**Activity list:**
a. Summarize the passage on genistein and ovarian cancer cells in two sentences.
b. Answer these questions from the passage on genistein and ovarian cancer cells.
(i) What kind of compound is genistein described as?
(ii) Which two chemicals are named as typical endocrine disrupting chemicals?
(iii) What does ICI 182,780 act against?

== Excerpt to read ==

Genistein suppressed epithelial-mesenchymal transition and migration efficacies of BG-1 ovarian cancer cells activated by estrogenic chemicals via estrogen receptor pathway and downregulation of TGF-β signaling pathway.
Epithelial-mesenchymal transition (EMT), which is activated by 17β-estradiol (E2) in estrogen-responsive cancers, is an important process in tumor migration or progression. As typical endocrine disrupting chemicals (EDCs), bisphenol A (BPA) and nonylphenol (NP) have a potential to promote EMT and migration of estrogen-responsive cancers. On the contrary, genistein (GEN) as a phytoestrogen is known to have chemopreventive effects in diverse cancers.
In the present study, the effects of BPA and GEN on EMT and the migration of BG-1 ovarian cancer cells and the underlying mechanism were investigated. ICI 182,780, an estrogen receptor (ER) antagonist, was co-treated with E2 or BPA or NP to BG-1 cells to identify the relevance of ER signaling in EMT and migration.

===
== Supplied entries ==

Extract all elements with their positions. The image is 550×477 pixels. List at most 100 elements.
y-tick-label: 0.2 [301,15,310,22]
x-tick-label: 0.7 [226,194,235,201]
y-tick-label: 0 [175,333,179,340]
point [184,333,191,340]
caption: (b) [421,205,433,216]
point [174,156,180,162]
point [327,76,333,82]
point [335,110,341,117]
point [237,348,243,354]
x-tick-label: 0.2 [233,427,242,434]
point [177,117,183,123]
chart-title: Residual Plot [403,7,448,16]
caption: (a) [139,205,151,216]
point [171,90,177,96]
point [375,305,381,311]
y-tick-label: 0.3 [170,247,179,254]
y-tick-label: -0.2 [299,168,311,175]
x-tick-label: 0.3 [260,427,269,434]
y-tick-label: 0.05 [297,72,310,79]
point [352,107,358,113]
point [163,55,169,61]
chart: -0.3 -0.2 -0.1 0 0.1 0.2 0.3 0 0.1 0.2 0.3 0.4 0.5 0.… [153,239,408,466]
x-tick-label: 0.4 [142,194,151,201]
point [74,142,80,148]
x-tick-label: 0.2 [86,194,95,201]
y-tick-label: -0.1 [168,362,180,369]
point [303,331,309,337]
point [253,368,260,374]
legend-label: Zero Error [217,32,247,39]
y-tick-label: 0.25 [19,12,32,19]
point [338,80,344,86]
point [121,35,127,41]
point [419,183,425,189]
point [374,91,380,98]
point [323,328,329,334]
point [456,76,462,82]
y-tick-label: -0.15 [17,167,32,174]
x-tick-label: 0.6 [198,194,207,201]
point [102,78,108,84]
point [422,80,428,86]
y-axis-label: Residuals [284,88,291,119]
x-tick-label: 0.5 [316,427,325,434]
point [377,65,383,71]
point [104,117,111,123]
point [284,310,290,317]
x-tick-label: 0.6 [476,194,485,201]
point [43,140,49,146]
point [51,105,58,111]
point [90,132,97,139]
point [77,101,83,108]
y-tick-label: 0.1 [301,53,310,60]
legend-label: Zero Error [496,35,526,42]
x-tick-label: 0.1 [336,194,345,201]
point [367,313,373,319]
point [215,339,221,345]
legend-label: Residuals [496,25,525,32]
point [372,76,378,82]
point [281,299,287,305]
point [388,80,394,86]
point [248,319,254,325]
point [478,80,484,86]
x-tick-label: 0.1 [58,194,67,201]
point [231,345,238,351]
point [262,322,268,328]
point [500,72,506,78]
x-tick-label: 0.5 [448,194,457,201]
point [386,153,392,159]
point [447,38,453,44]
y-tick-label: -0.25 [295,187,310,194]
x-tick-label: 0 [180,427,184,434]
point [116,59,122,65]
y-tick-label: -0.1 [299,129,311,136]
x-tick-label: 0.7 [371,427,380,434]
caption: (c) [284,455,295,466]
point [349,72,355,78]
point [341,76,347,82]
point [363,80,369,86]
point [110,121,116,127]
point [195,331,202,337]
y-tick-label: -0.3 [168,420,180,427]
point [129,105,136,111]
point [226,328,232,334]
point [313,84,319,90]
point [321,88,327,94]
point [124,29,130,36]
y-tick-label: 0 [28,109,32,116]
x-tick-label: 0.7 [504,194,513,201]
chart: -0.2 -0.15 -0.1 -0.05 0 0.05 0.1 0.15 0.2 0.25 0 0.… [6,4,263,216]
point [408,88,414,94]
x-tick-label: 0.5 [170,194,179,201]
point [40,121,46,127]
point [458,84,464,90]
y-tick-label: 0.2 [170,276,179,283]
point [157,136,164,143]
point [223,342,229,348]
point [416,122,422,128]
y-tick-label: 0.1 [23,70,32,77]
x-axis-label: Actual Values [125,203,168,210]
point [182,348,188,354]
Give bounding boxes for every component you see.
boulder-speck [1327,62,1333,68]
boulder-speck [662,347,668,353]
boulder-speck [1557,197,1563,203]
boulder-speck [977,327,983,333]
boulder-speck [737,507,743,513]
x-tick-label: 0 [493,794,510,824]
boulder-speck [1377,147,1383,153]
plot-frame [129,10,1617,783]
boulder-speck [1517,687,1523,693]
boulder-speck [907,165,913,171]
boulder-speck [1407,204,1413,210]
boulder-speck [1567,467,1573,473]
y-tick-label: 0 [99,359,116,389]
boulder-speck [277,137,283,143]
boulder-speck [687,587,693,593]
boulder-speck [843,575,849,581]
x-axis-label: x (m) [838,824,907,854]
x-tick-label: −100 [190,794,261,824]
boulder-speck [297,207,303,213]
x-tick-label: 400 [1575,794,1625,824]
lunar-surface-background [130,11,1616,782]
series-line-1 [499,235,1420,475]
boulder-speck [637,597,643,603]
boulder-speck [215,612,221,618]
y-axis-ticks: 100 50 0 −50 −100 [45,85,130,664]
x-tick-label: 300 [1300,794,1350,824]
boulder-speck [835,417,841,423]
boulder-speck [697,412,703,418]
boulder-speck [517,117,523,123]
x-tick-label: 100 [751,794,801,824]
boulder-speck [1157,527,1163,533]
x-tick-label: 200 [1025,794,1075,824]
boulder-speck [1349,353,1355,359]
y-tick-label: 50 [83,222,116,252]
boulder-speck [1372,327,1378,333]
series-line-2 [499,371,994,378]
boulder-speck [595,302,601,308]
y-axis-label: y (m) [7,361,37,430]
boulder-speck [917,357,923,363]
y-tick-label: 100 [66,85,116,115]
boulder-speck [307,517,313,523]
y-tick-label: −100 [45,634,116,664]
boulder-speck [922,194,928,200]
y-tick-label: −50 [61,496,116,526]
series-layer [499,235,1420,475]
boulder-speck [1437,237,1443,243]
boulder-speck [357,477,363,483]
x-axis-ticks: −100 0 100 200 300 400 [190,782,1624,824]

===

**Answers for this exercise:**
a. Epithelial-mesenchymal transition, which 17β-estradiol activates in estrogen-responsive cancers, is important in tumor migration, and the endocrine disrupting chemicals bisphenol A and nonylphenol may promote it, while the phytoestrogen genistein is known for chemopreventive effects. The study examined how bisphenol A and genistein affect this transition and the migration of BG-1 ovarian cancer cells, using the estrogen receptor antagonist ICI 182,780 to test the role of estrogen receptor signaling.

b.
(i) A phytoestrogen.
(ii) Bisphenol A (BPA) and nonylphenol (NP).
(iii) The estrogen receptor (ER); it is an ER antagonist.